* EXERCISE PROMPT: Out of the lines below, please list those that hold the string "JSON".

* INPUT MATERIAL:
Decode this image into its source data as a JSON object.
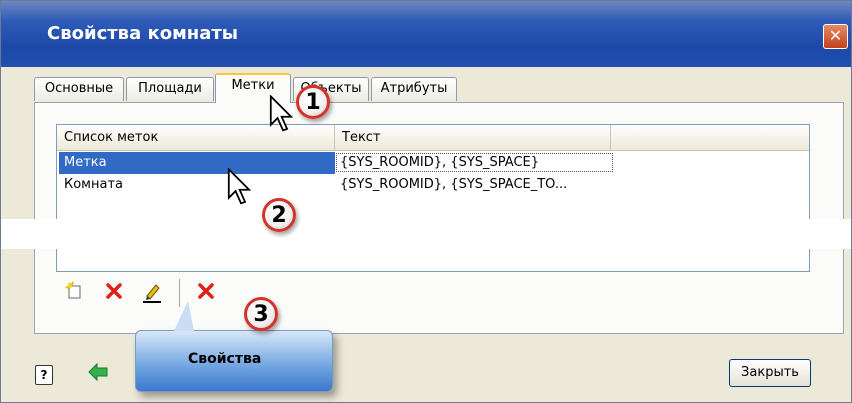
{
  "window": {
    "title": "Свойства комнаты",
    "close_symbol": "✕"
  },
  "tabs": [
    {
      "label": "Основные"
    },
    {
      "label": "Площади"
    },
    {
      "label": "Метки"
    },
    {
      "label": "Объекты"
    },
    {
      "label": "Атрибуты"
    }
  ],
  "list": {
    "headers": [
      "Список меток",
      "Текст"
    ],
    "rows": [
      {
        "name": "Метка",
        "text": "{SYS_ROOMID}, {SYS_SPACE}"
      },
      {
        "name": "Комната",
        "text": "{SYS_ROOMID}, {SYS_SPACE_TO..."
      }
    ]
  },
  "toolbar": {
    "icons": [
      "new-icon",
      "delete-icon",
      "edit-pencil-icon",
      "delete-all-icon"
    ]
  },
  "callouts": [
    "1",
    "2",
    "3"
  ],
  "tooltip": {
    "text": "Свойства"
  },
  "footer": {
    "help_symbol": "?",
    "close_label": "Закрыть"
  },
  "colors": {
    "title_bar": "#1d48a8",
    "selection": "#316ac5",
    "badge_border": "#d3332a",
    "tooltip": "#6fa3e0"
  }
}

---

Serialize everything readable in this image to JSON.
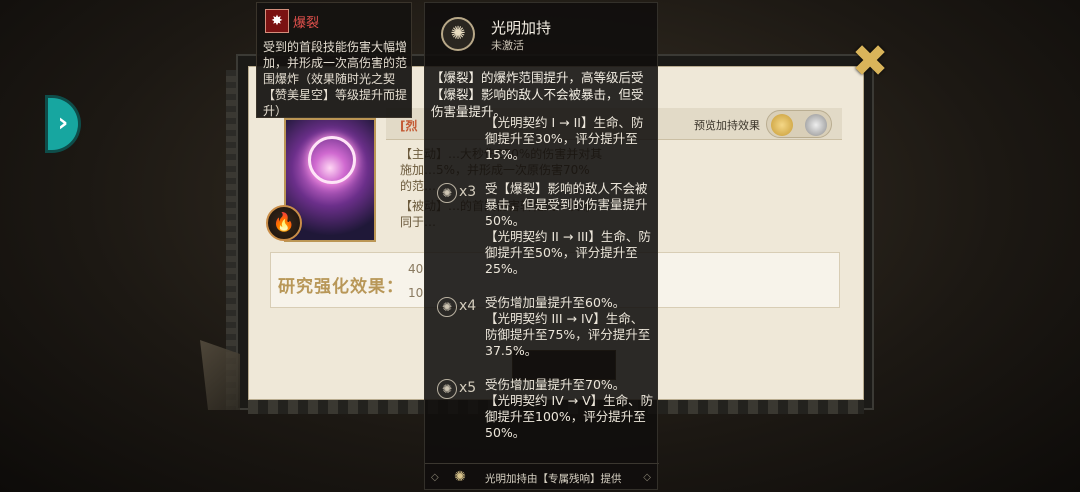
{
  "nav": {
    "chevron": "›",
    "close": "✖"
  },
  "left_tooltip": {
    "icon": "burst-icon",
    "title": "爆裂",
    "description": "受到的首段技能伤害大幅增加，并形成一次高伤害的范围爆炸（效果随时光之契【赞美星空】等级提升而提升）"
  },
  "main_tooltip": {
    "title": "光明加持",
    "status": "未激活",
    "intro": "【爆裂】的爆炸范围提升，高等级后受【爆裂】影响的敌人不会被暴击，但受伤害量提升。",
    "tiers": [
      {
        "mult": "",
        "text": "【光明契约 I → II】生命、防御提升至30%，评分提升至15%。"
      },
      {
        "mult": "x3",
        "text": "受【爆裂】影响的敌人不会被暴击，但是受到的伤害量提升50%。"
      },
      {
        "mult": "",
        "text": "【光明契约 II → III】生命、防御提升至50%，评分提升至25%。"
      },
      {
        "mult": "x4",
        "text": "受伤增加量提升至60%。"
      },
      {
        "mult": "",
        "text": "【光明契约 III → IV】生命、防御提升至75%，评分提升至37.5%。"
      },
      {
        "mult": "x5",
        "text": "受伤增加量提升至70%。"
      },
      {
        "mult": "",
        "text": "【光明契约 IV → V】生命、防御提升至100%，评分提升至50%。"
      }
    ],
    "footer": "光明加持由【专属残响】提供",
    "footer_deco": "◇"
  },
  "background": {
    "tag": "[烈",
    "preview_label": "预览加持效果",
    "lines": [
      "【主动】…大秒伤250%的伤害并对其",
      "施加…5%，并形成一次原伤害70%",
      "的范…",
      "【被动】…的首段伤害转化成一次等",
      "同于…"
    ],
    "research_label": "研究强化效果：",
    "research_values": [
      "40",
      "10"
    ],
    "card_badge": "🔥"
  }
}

* ANSWER TO THE PROBLEM:
Decode this image into its source data as a JSON object.
Serialize everything readable in this image to JSON.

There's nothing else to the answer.